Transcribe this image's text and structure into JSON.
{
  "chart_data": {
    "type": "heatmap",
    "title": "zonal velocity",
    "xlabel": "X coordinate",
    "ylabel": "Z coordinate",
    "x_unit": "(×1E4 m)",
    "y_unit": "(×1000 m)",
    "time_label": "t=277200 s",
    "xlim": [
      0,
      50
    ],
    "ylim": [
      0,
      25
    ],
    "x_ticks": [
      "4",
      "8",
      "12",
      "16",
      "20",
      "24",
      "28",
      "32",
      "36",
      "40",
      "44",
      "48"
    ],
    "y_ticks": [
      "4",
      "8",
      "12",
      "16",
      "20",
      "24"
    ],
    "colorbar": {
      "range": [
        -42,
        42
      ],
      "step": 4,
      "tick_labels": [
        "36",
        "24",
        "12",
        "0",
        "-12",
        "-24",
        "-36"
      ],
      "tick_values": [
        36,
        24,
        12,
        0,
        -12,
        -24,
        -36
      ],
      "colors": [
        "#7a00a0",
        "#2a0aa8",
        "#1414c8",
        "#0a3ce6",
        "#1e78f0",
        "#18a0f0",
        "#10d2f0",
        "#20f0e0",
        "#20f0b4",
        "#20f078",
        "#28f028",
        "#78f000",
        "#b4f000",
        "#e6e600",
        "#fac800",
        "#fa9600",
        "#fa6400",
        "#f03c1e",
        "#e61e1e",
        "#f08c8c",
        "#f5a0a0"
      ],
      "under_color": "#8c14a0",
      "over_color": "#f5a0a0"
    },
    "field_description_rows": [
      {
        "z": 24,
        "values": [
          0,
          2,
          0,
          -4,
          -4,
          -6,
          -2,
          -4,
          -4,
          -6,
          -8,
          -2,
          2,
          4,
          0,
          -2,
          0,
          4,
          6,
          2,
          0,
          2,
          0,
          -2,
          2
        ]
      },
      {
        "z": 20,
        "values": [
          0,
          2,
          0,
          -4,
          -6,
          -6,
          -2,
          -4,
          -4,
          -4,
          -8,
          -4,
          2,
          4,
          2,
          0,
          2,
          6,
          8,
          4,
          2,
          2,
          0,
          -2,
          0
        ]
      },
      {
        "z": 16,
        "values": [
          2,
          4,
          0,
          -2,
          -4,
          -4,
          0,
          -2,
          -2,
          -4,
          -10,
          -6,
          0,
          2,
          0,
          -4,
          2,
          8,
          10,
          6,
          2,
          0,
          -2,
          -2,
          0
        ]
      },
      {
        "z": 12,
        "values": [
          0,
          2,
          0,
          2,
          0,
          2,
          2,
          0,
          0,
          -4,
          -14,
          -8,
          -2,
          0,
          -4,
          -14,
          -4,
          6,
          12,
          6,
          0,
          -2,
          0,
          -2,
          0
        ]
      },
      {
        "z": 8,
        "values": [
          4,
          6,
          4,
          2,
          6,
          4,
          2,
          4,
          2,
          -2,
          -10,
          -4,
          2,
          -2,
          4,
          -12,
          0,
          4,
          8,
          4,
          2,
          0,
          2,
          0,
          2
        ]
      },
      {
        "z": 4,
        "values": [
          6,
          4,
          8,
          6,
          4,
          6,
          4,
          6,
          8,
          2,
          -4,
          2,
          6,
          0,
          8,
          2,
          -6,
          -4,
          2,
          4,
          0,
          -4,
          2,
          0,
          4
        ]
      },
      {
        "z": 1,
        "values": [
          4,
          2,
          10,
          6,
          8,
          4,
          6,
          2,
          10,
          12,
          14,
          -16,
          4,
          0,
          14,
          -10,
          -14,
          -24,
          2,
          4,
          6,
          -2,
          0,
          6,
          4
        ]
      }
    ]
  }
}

━━━━━━

Make an exact copy of all the data.

Transcribe this image's text and structure into JSON.
{
  "chart_data": {
    "type": "heatmap",
    "title": "zonal velocity",
    "xlabel": "X coordinate",
    "ylabel": "Z coordinate",
    "x_unit": "(×1E4 m)",
    "y_unit": "(×1000 m)",
    "time_label": "t=277200 s",
    "xlim": [
      0,
      50
    ],
    "ylim": [
      0,
      25
    ],
    "x_ticks": [
      "4",
      "8",
      "12",
      "16",
      "20",
      "24",
      "28",
      "32",
      "36",
      "40",
      "44",
      "48"
    ],
    "y_ticks": [
      "4",
      "8",
      "12",
      "16",
      "20",
      "24"
    ],
    "colorbar": {
      "range": [
        -42,
        42
      ],
      "step": 4,
      "tick_labels": [
        "36",
        "24",
        "12",
        "0",
        "-12",
        "-24",
        "-36"
      ],
      "tick_values": [
        36,
        24,
        12,
        0,
        -12,
        -24,
        -36
      ],
      "colors": [
        "#7a00a0",
        "#2a0aa8",
        "#1414c8",
        "#0a3ce6",
        "#1e78f0",
        "#18a0f0",
        "#10d2f0",
        "#20f0e0",
        "#20f0b4",
        "#20f078",
        "#28f028",
        "#78f000",
        "#b4f000",
        "#e6e600",
        "#fac800",
        "#fa9600",
        "#fa6400",
        "#f03c1e",
        "#e61e1e",
        "#f08c8c",
        "#f5a0a0"
      ],
      "under_color": "#8c14a0",
      "over_color": "#f5a0a0"
    },
    "field_description_rows": [
      {
        "z": 24,
        "values": [
          0,
          2,
          0,
          -4,
          -4,
          -6,
          -2,
          -4,
          -4,
          -6,
          -8,
          -2,
          2,
          4,
          0,
          -2,
          0,
          4,
          6,
          2,
          0,
          2,
          0,
          -2,
          2
        ]
      },
      {
        "z": 20,
        "values": [
          0,
          2,
          0,
          -4,
          -6,
          -6,
          -2,
          -4,
          -4,
          -4,
          -8,
          -4,
          2,
          4,
          2,
          0,
          2,
          6,
          8,
          4,
          2,
          2,
          0,
          -2,
          0
        ]
      },
      {
        "z": 16,
        "values": [
          2,
          4,
          0,
          -2,
          -4,
          -4,
          0,
          -2,
          -2,
          -4,
          -10,
          -6,
          0,
          2,
          0,
          -4,
          2,
          8,
          10,
          6,
          2,
          0,
          -2,
          -2,
          0
        ]
      },
      {
        "z": 12,
        "values": [
          0,
          2,
          0,
          2,
          0,
          2,
          2,
          0,
          0,
          -4,
          -14,
          -8,
          -2,
          0,
          -4,
          -14,
          -4,
          6,
          12,
          6,
          0,
          -2,
          0,
          -2,
          0
        ]
      },
      {
        "z": 8,
        "values": [
          4,
          6,
          4,
          2,
          6,
          4,
          2,
          4,
          2,
          -2,
          -10,
          -4,
          2,
          -2,
          4,
          -12,
          0,
          4,
          8,
          4,
          2,
          0,
          2,
          0,
          2
        ]
      },
      {
        "z": 4,
        "values": [
          6,
          4,
          8,
          6,
          4,
          6,
          4,
          6,
          8,
          2,
          -4,
          2,
          6,
          0,
          8,
          2,
          -6,
          -4,
          2,
          4,
          0,
          -4,
          2,
          0,
          4
        ]
      },
      {
        "z": 1,
        "values": [
          4,
          2,
          10,
          6,
          8,
          4,
          6,
          2,
          10,
          12,
          14,
          -16,
          4,
          0,
          14,
          -10,
          -14,
          -24,
          2,
          4,
          6,
          -2,
          0,
          6,
          4
        ]
      }
    ]
  }
}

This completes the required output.